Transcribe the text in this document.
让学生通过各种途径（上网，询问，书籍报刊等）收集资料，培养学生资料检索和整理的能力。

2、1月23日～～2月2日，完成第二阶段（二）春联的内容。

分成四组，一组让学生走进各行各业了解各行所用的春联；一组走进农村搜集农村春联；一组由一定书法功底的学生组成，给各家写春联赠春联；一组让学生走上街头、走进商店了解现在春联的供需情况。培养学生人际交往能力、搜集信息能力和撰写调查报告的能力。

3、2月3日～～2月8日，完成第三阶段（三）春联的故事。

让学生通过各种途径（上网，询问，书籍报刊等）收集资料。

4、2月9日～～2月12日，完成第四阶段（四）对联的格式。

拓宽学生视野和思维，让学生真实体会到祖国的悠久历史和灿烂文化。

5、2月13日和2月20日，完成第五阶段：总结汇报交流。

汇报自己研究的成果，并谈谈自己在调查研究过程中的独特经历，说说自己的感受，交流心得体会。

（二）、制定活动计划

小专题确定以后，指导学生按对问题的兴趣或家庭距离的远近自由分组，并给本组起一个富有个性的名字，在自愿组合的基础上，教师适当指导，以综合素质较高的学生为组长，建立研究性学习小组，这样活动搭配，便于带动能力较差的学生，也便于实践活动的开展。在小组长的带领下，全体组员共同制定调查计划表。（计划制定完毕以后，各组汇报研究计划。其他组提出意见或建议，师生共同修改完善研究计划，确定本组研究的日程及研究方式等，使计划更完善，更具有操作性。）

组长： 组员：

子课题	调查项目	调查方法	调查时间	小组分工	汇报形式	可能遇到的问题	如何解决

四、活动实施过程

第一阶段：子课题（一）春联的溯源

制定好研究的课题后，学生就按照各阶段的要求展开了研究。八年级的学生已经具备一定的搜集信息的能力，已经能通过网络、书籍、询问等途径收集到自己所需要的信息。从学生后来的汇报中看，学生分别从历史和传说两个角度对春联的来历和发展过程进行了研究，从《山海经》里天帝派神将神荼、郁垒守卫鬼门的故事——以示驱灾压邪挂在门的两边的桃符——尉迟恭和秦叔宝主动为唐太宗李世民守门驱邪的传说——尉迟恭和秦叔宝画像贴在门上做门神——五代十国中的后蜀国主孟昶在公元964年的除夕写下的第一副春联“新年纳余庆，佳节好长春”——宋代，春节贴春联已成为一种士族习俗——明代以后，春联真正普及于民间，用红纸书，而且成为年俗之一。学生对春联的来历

+===+

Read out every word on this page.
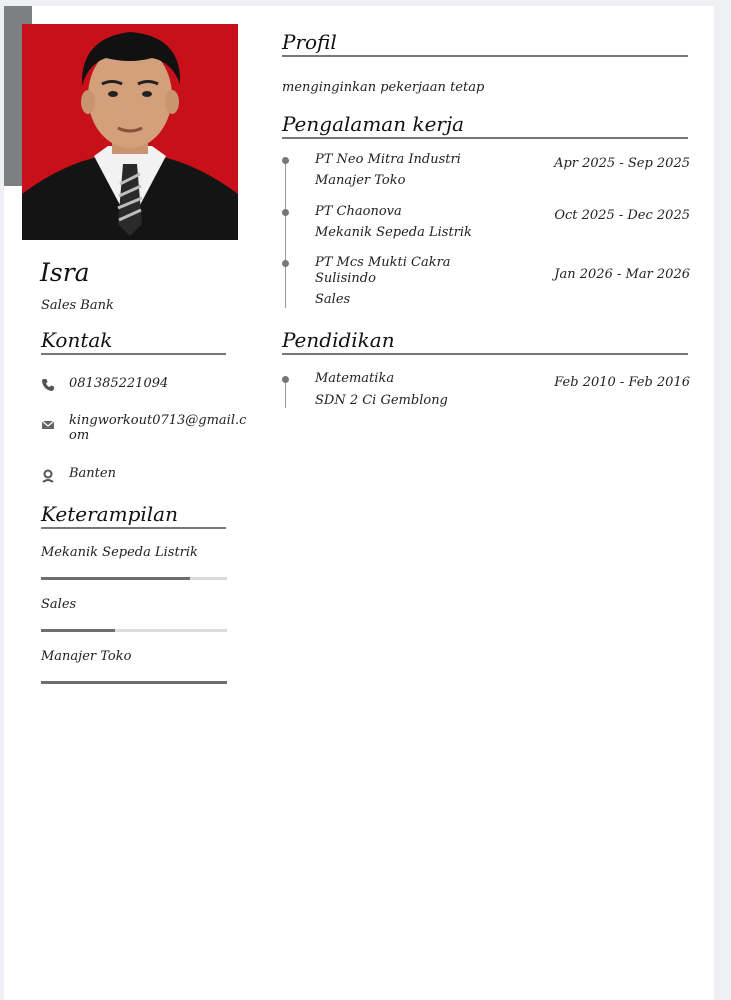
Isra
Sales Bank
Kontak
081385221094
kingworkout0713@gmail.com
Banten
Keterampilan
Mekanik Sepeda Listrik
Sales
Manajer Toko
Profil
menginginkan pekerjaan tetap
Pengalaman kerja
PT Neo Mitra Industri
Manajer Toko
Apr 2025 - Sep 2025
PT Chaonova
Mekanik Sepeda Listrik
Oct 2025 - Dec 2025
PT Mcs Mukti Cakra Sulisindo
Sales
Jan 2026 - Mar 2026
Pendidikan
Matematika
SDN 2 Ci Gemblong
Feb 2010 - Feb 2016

+===+

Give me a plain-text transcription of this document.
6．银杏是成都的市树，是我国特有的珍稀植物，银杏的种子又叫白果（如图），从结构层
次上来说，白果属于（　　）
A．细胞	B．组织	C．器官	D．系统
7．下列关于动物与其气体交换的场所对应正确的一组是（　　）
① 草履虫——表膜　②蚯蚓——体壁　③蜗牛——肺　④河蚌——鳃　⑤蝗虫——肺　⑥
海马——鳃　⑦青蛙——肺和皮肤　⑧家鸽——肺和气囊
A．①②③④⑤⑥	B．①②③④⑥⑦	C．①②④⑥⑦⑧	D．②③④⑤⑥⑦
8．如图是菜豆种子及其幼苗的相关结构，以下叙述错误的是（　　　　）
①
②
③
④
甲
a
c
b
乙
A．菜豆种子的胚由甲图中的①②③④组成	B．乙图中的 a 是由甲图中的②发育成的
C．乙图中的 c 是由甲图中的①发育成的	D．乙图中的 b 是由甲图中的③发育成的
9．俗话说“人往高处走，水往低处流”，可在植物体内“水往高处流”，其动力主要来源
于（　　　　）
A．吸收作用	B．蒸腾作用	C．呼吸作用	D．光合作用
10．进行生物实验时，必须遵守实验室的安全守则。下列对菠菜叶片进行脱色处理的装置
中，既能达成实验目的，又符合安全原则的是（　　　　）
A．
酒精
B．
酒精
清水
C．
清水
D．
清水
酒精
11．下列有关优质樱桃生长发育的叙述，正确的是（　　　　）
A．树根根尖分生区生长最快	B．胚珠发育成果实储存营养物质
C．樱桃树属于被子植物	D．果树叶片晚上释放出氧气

+===+

- _What you will do_
Using the material above, copy every line in which the string "让学生通过各种途径" occurs.

- _The response_
让学生通过各种途径（上网，询问，书籍报刊等）收集资料，培养学生资料检索和整理的能力。
让学生通过各种途径（上网，询问，书籍报刊等）收集资料。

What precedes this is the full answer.